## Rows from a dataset
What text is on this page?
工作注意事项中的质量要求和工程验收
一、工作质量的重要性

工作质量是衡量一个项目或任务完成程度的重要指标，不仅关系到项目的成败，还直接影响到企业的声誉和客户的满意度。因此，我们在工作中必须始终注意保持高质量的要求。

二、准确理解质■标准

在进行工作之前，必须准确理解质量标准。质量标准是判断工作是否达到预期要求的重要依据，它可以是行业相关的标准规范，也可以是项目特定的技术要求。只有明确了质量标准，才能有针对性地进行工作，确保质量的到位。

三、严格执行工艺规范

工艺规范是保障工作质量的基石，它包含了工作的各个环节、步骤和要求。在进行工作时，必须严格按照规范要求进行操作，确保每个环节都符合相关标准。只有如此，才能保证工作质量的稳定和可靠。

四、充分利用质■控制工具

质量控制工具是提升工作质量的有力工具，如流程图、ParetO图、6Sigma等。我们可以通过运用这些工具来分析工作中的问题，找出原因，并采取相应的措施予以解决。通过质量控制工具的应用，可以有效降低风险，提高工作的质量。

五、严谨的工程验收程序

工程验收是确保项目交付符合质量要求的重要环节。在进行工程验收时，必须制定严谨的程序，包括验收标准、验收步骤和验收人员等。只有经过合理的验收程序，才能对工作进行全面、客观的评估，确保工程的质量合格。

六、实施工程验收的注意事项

## Short task
Reproduce the material above exactly; please quote every line of it.

## Correct output
What text is on this page?
工作注意事项中的质量要求和工程验收
一、工作质量的重要性

工作质量是衡量一个项目或任务完成程度的重要指标，不仅关系到项目的成败，还直接影响到企业的声誉和客户的满意度。因此，我们在工作中必须始终注意保持高质量的要求。

二、准确理解质■标准

在进行工作之前，必须准确理解质量标准。质量标准是判断工作是否达到预期要求的重要依据，它可以是行业相关的标准规范，也可以是项目特定的技术要求。只有明确了质量标准，才能有针对性地进行工作，确保质量的到位。

三、严格执行工艺规范

工艺规范是保障工作质量的基石，它包含了工作的各个环节、步骤和要求。在进行工作时，必须严格按照规范要求进行操作，确保每个环节都符合相关标准。只有如此，才能保证工作质量的稳定和可靠。

四、充分利用质■控制工具

质量控制工具是提升工作质量的有力工具，如流程图、ParetO图、6Sigma等。我们可以通过运用这些工具来分析工作中的问题，找出原因，并采取相应的措施予以解决。通过质量控制工具的应用，可以有效降低风险，提高工作的质量。

五、严谨的工程验收程序

工程验收是确保项目交付符合质量要求的重要环节。在进行工程验收时，必须制定严谨的程序，包括验收标准、验收步骤和验收人员等。只有经过合理的验收程序，才能对工作进行全面、客观的评估，确保工程的质量合格。

六、实施工程验收的注意事项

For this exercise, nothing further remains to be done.